## Set task
Read through the data and report every line in which the word "JSON" occurs.

>> Begin Available records

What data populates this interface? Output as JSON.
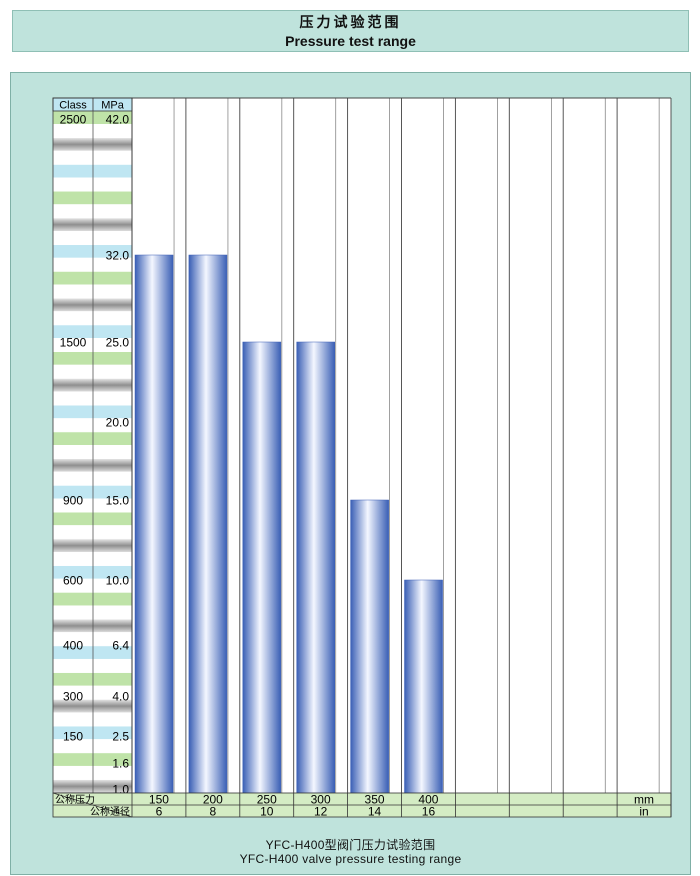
{
  "title": {
    "cn": "压力试验范围",
    "en": "Pressure test range"
  },
  "caption": {
    "cn": "YFC-H400型阀门压力试验范围",
    "en": "YFC-H400 valve pressure testing range"
  },
  "colors": {
    "panel": "#bfe3dc",
    "bar_light": "#f4f7ff",
    "bar_dark": "#3f63b8",
    "row_green": "#bfe3a8",
    "row_blue": "#bfe6f2",
    "row_gray": "#9a9a9a",
    "row_white": "#ffffff",
    "footer_green": "#d4ecc4"
  },
  "chart_data": {
    "type": "bar",
    "yaxis_headers": {
      "class": "Class",
      "mpa": "MPa"
    },
    "y_ticks": [
      {
        "class": "2500",
        "mpa": "42.0",
        "value": 42.0
      },
      {
        "class": "",
        "mpa": "32.0",
        "value": 32.0
      },
      {
        "class": "1500",
        "mpa": "25.0",
        "value": 25.0
      },
      {
        "class": "",
        "mpa": "20.0",
        "value": 20.0
      },
      {
        "class": "900",
        "mpa": "15.0",
        "value": 15.0
      },
      {
        "class": "600",
        "mpa": "10.0",
        "value": 10.0
      },
      {
        "class": "400",
        "mpa": "6.4",
        "value": 6.4
      },
      {
        "class": "300",
        "mpa": "4.0",
        "value": 4.0
      },
      {
        "class": "150",
        "mpa": "2.5",
        "value": 2.5
      },
      {
        "class": "",
        "mpa": "1.6",
        "value": 1.6
      },
      {
        "class": "",
        "mpa": "1.0",
        "value": 1.0
      }
    ],
    "categories_mm": [
      "150",
      "200",
      "250",
      "300",
      "350",
      "400",
      "",
      "",
      "",
      ""
    ],
    "categories_in": [
      "6",
      "8",
      "10",
      "12",
      "14",
      "16",
      "",
      "",
      "",
      ""
    ],
    "values": [
      32.0,
      32.0,
      25.0,
      25.0,
      15.0,
      10.0
    ],
    "footer_labels": {
      "pressure": "公称压力",
      "diameter": "公称通径",
      "unit_mm": "mm",
      "unit_in": "in"
    },
    "ylim": [
      0,
      42.0
    ]
  }
}
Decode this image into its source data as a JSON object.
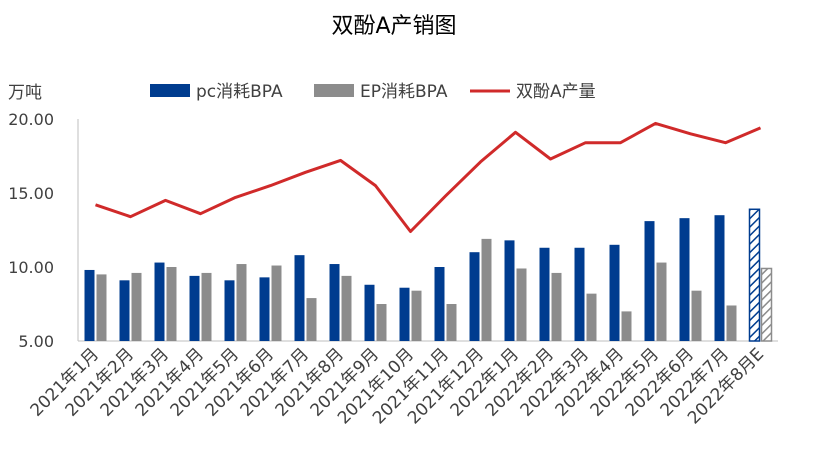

>> End Available records

## Full response
What data populates this interface? Output as JSON.
Decode this image into its source data as a JSON object.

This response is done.